[Required work] Reproduce the listing below with every "TEM+PEM" swapped for "TEM and PEM", leaving all other text unchanged.

[Listed entries]
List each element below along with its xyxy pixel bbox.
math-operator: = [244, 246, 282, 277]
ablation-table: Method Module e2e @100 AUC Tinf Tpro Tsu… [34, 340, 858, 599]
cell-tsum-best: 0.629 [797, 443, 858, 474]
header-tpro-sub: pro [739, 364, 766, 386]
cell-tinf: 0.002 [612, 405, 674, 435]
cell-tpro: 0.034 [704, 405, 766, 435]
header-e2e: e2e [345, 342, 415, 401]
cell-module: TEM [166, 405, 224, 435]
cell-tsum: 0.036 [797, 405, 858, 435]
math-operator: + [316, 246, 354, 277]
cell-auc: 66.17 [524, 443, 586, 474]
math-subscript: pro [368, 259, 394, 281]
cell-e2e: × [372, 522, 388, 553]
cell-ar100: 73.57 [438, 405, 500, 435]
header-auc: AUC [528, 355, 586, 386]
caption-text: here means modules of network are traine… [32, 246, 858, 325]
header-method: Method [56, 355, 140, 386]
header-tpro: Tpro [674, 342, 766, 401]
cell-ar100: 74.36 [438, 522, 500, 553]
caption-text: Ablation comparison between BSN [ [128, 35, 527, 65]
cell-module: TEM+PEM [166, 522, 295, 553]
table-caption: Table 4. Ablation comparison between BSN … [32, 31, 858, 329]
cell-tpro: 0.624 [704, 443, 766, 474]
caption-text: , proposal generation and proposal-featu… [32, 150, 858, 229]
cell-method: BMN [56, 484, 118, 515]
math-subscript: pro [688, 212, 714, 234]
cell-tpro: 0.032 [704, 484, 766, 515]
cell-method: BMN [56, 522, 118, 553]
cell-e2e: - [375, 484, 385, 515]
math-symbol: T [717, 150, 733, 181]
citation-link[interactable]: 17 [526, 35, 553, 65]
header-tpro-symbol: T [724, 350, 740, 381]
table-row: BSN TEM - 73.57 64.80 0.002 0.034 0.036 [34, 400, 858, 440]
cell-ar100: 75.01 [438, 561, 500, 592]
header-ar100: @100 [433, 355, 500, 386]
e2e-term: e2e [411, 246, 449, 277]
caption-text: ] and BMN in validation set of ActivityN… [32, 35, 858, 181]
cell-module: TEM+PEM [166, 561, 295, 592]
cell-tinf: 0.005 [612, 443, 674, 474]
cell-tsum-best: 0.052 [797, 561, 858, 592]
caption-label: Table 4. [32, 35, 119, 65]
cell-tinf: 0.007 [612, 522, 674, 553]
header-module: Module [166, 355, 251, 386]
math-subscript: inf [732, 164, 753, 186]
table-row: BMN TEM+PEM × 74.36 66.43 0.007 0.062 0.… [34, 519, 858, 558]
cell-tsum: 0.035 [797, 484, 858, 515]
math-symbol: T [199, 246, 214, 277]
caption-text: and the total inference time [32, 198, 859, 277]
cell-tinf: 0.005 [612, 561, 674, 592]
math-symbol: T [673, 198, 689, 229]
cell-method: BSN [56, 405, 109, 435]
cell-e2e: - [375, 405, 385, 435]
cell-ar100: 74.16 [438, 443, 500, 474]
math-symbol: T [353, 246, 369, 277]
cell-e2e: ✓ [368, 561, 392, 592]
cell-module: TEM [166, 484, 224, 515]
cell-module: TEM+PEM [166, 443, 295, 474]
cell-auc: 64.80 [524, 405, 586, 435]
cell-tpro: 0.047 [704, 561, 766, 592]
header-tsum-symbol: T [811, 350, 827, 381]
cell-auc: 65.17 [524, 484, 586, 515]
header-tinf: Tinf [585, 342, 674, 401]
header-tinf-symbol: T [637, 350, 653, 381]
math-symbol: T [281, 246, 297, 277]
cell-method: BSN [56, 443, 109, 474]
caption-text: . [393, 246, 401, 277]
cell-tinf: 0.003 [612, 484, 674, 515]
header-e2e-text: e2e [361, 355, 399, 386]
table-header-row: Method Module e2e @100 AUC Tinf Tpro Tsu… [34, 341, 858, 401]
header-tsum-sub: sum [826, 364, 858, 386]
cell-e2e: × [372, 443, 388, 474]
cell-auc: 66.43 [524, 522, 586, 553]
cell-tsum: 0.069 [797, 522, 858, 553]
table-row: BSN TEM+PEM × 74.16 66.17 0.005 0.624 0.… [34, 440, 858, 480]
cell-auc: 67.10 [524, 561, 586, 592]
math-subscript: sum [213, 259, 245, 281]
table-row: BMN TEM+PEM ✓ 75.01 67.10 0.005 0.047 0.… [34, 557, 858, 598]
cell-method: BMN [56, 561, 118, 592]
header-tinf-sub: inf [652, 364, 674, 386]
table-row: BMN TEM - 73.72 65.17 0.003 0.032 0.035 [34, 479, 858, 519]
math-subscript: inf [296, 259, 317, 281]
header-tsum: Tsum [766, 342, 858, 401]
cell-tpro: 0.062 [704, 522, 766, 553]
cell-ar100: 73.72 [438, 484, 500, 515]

[Problem solution]
List each element below along with its xyxy pixel bbox.
math-operator: = [244, 246, 282, 277]
ablation-table: Method Module e2e @100 AUC Tinf Tpro Tsu… [34, 340, 858, 599]
cell-tsum-best: 0.629 [797, 443, 858, 474]
header-tpro-sub: pro [739, 364, 766, 386]
cell-tinf: 0.002 [612, 405, 674, 435]
cell-tpro: 0.034 [704, 405, 766, 435]
header-e2e: e2e [345, 342, 415, 401]
cell-module: TEM [166, 405, 224, 435]
cell-tsum: 0.036 [797, 405, 858, 435]
math-operator: + [316, 246, 354, 277]
cell-auc: 66.17 [524, 443, 586, 474]
math-subscript: pro [368, 259, 394, 281]
cell-e2e: × [372, 522, 388, 553]
cell-ar100: 73.57 [438, 405, 500, 435]
header-auc: AUC [528, 355, 586, 386]
caption-text: here means modules of network are traine… [32, 246, 858, 325]
header-method: Method [56, 355, 140, 386]
header-tpro: Tpro [674, 342, 766, 401]
cell-ar100: 74.36 [438, 522, 500, 553]
caption-text: Ablation comparison between BSN [ [128, 35, 527, 65]
cell-module: TEM and PEM [166, 522, 295, 553]
table-caption: Table 4. Ablation comparison between BSN … [32, 31, 858, 329]
cell-tpro: 0.624 [704, 443, 766, 474]
caption-text: , proposal generation and proposal-featu… [32, 150, 858, 229]
cell-method: BMN [56, 484, 118, 515]
math-subscript: pro [688, 212, 714, 234]
cell-tpro: 0.032 [704, 484, 766, 515]
cell-method: BMN [56, 522, 118, 553]
cell-e2e: - [375, 484, 385, 515]
math-symbol: T [717, 150, 733, 181]
citation-link[interactable]: 17 [526, 35, 553, 65]
header-tpro-symbol: T [724, 350, 740, 381]
table-row: BSN TEM - 73.57 64.80 0.002 0.034 0.036 [34, 400, 858, 440]
cell-ar100: 75.01 [438, 561, 500, 592]
header-ar100: @100 [433, 355, 500, 386]
e2e-term: e2e [411, 246, 449, 277]
caption-text: ] and BMN in validation set of ActivityN… [32, 35, 858, 181]
cell-module: TEM and PEM [166, 561, 295, 592]
cell-tinf: 0.005 [612, 443, 674, 474]
cell-tsum-best: 0.052 [797, 561, 858, 592]
caption-label: Table 4. [32, 35, 119, 65]
cell-tinf: 0.007 [612, 522, 674, 553]
header-module: Module [166, 355, 251, 386]
math-subscript: inf [732, 164, 753, 186]
table-row: BMN TEM and PEM × 74.36 66.43 0.007 0.062 0.… [34, 519, 858, 558]
cell-tsum: 0.035 [797, 484, 858, 515]
math-symbol: T [199, 246, 214, 277]
caption-text: and the total inference time [32, 198, 859, 277]
cell-tinf: 0.005 [612, 561, 674, 592]
math-symbol: T [673, 198, 689, 229]
cell-method: BSN [56, 405, 109, 435]
cell-e2e: - [375, 405, 385, 435]
cell-ar100: 74.16 [438, 443, 500, 474]
math-symbol: T [353, 246, 369, 277]
cell-e2e: ✓ [368, 561, 392, 592]
cell-module: TEM [166, 484, 224, 515]
cell-module: TEM and PEM [166, 443, 295, 474]
cell-auc: 64.80 [524, 405, 586, 435]
cell-tpro: 0.047 [704, 561, 766, 592]
header-tsum-symbol: T [811, 350, 827, 381]
cell-auc: 65.17 [524, 484, 586, 515]
header-tinf: Tinf [585, 342, 674, 401]
header-tinf-symbol: T [637, 350, 653, 381]
math-symbol: T [281, 246, 297, 277]
cell-method: BSN [56, 443, 109, 474]
caption-text: . [393, 246, 401, 277]
cell-tinf: 0.003 [612, 484, 674, 515]
header-e2e-text: e2e [361, 355, 399, 386]
table-header-row: Method Module e2e @100 AUC Tinf Tpro Tsu… [34, 341, 858, 401]
header-tsum-sub: sum [826, 364, 858, 386]
cell-e2e: × [372, 443, 388, 474]
cell-auc: 66.43 [524, 522, 586, 553]
cell-tsum: 0.069 [797, 522, 858, 553]
table-row: BSN TEM and PEM × 74.16 66.17 0.005 0.624 0.… [34, 440, 858, 480]
cell-auc: 67.10 [524, 561, 586, 592]
math-subscript: sum [213, 259, 245, 281]
table-row: BMN TEM and PEM ✓ 75.01 67.10 0.005 0.047 0.… [34, 557, 858, 598]
cell-method: BMN [56, 561, 118, 592]
header-tinf-sub: inf [652, 364, 674, 386]
table-row: BMN TEM - 73.72 65.17 0.003 0.032 0.035 [34, 479, 858, 519]
math-subscript: inf [296, 259, 317, 281]
header-tsum: Tsum [766, 342, 858, 401]
cell-tpro: 0.062 [704, 522, 766, 553]
cell-ar100: 73.72 [438, 484, 500, 515]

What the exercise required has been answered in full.